--- begin Recorded data ---
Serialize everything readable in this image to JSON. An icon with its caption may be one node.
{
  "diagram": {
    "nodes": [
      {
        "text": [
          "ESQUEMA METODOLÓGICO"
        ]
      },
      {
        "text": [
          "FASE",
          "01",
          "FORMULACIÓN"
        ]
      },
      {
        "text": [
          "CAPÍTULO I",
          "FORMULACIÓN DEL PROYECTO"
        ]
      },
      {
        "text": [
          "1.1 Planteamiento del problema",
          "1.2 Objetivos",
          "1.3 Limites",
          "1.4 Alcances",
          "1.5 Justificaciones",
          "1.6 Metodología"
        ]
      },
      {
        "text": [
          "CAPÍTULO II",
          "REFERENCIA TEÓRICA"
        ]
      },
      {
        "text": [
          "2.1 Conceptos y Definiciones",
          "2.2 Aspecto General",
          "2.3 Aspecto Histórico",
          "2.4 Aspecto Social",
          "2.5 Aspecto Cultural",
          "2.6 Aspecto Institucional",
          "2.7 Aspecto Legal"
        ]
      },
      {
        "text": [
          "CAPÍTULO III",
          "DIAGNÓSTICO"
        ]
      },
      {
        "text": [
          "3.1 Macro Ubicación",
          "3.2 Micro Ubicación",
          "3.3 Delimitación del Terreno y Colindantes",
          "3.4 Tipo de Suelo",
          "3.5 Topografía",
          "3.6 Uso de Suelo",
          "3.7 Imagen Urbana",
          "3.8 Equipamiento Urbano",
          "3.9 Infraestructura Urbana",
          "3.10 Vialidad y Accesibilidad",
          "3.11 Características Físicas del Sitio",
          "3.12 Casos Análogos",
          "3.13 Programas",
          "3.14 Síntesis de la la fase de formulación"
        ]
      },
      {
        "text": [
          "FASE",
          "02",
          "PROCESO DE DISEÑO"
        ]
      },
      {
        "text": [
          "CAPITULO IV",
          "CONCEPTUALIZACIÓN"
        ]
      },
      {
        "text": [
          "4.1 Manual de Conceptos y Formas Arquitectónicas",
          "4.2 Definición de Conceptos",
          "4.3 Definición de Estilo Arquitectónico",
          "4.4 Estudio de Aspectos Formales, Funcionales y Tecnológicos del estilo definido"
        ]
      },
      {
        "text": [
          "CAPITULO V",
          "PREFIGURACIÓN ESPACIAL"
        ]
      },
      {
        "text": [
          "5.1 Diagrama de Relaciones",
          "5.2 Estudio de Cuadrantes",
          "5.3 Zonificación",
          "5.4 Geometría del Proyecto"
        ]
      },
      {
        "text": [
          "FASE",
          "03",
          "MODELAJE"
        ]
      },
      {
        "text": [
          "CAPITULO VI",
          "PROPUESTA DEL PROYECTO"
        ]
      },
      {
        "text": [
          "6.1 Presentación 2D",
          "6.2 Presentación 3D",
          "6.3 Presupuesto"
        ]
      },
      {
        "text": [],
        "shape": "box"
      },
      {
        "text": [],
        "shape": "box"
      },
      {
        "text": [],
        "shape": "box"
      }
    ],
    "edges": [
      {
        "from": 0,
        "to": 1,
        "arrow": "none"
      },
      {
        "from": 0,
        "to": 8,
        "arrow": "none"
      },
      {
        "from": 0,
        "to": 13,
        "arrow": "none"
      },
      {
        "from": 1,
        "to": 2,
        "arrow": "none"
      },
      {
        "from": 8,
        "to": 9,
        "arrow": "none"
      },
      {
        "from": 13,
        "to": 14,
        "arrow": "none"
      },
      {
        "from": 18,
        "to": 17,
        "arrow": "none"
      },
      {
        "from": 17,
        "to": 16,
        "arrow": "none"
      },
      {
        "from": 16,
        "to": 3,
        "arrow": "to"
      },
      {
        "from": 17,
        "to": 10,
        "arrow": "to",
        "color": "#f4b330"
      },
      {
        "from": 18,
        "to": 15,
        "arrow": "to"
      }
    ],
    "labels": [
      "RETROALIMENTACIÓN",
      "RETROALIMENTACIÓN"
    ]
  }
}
--- end Recorded data ---
Challenge: Find every line of the data that holds the string "Urbana", then say how many there are and nothing else.

Completed exercise: 2